— begin —

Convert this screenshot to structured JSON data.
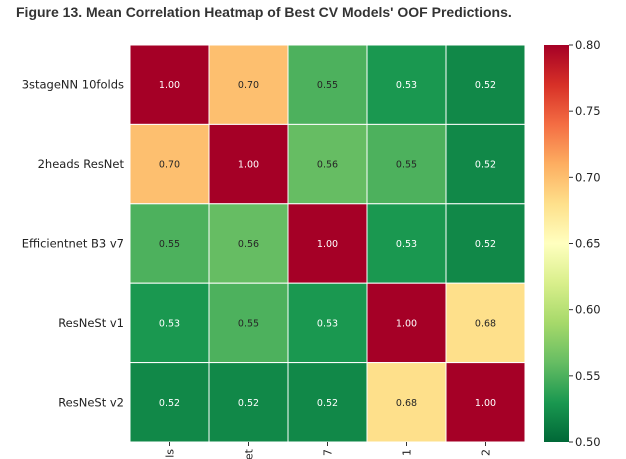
{
  "figure_title": "Figure 13. Mean Correlation Heatmap of Best CV Models' OOF Predictions.",
  "chart_data": {
    "type": "heatmap",
    "title": "",
    "rows": [
      "3stageNN 10folds",
      "2heads ResNet",
      "Efficientnet B3 v7",
      "ResNeSt v1",
      "ResNeSt v2"
    ],
    "columns": [
      "ls",
      "et",
      "7",
      "1",
      "2"
    ],
    "values": [
      [
        1.0,
        0.7,
        0.55,
        0.53,
        0.52
      ],
      [
        0.7,
        1.0,
        0.56,
        0.55,
        0.52
      ],
      [
        0.55,
        0.56,
        1.0,
        0.53,
        0.52
      ],
      [
        0.53,
        0.55,
        0.53,
        1.0,
        0.68
      ],
      [
        0.52,
        0.52,
        0.52,
        0.68,
        1.0
      ]
    ],
    "value_labels": [
      [
        "1.00",
        "0.70",
        "0.55",
        "0.53",
        "0.52"
      ],
      [
        "0.70",
        "1.00",
        "0.56",
        "0.55",
        "0.52"
      ],
      [
        "0.55",
        "0.56",
        "1.00",
        "0.53",
        "0.52"
      ],
      [
        "0.53",
        "0.55",
        "0.53",
        "1.00",
        "0.68"
      ],
      [
        "0.52",
        "0.52",
        "0.52",
        "0.68",
        "1.00"
      ]
    ],
    "colormap": "RdYlGn_r",
    "vmin": 0.5,
    "vmax": 0.8,
    "colorbar_ticks": [
      "0.50",
      "0.55",
      "0.60",
      "0.65",
      "0.70",
      "0.75",
      "0.80"
    ],
    "colorbar_position": "right"
  }
}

— end —

* _WHAT IS EXPECTED_:
Every entry above should be duplicated exactly. Do not include the images.

* _COMPLETE RESPONSE_:
Convert this screenshot to structured JSON data.
{
  "figure_title": "Figure 13. Mean Correlation Heatmap of Best CV Models' OOF Predictions.",
  "chart_data": {
    "type": "heatmap",
    "title": "",
    "rows": [
      "3stageNN 10folds",
      "2heads ResNet",
      "Efficientnet B3 v7",
      "ResNeSt v1",
      "ResNeSt v2"
    ],
    "columns": [
      "ls",
      "et",
      "7",
      "1",
      "2"
    ],
    "values": [
      [
        1.0,
        0.7,
        0.55,
        0.53,
        0.52
      ],
      [
        0.7,
        1.0,
        0.56,
        0.55,
        0.52
      ],
      [
        0.55,
        0.56,
        1.0,
        0.53,
        0.52
      ],
      [
        0.53,
        0.55,
        0.53,
        1.0,
        0.68
      ],
      [
        0.52,
        0.52,
        0.52,
        0.68,
        1.0
      ]
    ],
    "value_labels": [
      [
        "1.00",
        "0.70",
        "0.55",
        "0.53",
        "0.52"
      ],
      [
        "0.70",
        "1.00",
        "0.56",
        "0.55",
        "0.52"
      ],
      [
        "0.55",
        "0.56",
        "1.00",
        "0.53",
        "0.52"
      ],
      [
        "0.53",
        "0.55",
        "0.53",
        "1.00",
        "0.68"
      ],
      [
        "0.52",
        "0.52",
        "0.52",
        "0.68",
        "1.00"
      ]
    ],
    "colormap": "RdYlGn_r",
    "vmin": 0.5,
    "vmax": 0.8,
    "colorbar_ticks": [
      "0.50",
      "0.55",
      "0.60",
      "0.65",
      "0.70",
      "0.75",
      "0.80"
    ],
    "colorbar_position": "right"
  }
}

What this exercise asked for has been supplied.